*WHAT YOU HAVE TO DO*:
How many of these lines hold the string "name"? Answer with the number only.

* * *

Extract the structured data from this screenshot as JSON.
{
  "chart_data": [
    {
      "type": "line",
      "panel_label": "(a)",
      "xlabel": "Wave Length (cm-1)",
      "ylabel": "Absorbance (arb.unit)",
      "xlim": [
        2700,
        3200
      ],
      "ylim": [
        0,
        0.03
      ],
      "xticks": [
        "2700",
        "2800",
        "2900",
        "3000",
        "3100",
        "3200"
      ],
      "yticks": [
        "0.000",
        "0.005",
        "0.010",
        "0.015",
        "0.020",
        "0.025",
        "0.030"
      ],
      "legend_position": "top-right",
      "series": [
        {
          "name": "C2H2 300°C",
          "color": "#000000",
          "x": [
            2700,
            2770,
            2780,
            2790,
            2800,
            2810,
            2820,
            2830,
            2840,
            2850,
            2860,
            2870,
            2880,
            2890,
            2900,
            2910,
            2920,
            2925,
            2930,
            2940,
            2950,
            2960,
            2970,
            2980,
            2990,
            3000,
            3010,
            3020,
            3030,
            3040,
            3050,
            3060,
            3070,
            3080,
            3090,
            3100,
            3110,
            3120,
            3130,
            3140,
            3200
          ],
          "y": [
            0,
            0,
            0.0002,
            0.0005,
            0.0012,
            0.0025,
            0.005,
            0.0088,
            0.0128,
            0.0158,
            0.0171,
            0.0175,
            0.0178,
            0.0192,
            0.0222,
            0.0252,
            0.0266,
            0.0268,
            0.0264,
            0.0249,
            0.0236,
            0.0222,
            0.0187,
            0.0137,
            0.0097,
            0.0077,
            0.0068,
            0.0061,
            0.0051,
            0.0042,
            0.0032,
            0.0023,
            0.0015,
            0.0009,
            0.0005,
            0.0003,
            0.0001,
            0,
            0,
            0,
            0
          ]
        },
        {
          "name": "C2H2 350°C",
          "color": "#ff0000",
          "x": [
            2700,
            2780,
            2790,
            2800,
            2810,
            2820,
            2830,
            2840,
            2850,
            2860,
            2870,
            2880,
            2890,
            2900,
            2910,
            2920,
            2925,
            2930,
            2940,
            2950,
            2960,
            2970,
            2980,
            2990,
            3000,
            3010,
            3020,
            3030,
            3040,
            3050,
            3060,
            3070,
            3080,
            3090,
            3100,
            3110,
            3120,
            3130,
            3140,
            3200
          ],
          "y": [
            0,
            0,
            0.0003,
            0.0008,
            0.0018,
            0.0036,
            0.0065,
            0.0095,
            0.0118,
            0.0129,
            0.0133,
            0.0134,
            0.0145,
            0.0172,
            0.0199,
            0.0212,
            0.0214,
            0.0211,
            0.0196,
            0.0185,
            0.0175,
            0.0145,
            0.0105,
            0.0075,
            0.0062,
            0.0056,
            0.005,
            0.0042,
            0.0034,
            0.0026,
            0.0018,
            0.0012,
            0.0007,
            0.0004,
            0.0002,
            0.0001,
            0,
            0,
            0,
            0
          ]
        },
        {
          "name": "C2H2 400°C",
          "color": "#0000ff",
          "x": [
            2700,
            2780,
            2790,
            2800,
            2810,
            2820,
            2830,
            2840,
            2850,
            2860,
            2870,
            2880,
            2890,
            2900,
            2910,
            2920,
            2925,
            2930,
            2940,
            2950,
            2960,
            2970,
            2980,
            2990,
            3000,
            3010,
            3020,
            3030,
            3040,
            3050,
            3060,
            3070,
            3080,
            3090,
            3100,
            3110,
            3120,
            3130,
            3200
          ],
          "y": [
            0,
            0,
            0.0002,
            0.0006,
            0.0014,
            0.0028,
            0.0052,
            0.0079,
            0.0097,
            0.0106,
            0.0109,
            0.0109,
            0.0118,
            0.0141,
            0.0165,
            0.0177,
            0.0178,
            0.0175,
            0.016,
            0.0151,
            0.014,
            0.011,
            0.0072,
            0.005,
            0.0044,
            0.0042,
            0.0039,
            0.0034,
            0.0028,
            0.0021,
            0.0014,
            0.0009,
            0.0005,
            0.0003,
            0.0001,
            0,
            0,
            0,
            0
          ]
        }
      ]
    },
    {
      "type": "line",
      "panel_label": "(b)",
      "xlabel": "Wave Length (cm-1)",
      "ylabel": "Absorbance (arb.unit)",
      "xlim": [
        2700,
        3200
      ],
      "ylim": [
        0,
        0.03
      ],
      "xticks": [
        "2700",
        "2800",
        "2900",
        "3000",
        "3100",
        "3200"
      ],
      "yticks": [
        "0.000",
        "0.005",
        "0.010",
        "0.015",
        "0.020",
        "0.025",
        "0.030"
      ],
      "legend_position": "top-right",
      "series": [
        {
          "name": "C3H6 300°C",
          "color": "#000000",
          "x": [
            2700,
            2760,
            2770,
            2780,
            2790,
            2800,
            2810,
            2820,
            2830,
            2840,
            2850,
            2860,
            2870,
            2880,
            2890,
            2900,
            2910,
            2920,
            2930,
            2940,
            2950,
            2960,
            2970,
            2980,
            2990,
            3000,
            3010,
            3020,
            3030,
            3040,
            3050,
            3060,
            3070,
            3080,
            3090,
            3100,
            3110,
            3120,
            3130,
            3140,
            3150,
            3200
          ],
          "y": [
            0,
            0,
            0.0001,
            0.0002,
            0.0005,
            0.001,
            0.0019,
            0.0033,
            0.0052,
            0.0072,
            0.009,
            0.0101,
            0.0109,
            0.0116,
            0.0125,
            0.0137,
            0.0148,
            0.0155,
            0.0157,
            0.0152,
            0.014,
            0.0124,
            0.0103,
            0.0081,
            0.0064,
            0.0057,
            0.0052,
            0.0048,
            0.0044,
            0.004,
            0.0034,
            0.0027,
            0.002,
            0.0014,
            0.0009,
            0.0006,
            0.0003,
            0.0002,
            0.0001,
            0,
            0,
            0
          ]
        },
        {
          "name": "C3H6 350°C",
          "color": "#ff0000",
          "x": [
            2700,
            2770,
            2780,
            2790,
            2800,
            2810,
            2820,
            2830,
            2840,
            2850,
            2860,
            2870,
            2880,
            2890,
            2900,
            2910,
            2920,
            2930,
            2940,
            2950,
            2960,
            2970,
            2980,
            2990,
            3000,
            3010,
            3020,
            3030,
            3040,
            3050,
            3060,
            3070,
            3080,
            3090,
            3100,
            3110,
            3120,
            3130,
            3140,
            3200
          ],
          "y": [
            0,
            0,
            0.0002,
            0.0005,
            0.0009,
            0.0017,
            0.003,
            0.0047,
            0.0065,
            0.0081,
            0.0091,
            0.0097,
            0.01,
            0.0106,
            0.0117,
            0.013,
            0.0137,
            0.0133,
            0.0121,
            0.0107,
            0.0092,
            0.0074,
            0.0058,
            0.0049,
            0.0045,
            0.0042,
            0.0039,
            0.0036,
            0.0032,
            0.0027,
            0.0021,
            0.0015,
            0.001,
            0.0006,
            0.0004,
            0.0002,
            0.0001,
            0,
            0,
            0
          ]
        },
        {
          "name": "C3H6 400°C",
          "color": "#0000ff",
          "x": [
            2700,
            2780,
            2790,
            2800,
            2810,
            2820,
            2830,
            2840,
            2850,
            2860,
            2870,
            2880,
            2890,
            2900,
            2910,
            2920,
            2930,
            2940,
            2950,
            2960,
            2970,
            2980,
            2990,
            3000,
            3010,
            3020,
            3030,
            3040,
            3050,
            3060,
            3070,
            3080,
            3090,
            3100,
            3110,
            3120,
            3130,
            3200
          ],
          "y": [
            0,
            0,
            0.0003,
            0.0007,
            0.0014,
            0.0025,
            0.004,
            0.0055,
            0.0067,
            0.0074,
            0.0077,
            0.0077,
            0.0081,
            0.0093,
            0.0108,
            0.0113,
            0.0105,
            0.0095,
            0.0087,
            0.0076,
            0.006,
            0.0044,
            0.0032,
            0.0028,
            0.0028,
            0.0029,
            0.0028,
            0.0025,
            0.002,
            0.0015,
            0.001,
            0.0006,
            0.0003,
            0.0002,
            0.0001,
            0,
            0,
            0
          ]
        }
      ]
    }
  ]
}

* * *

*COMPLETED TASK*:
6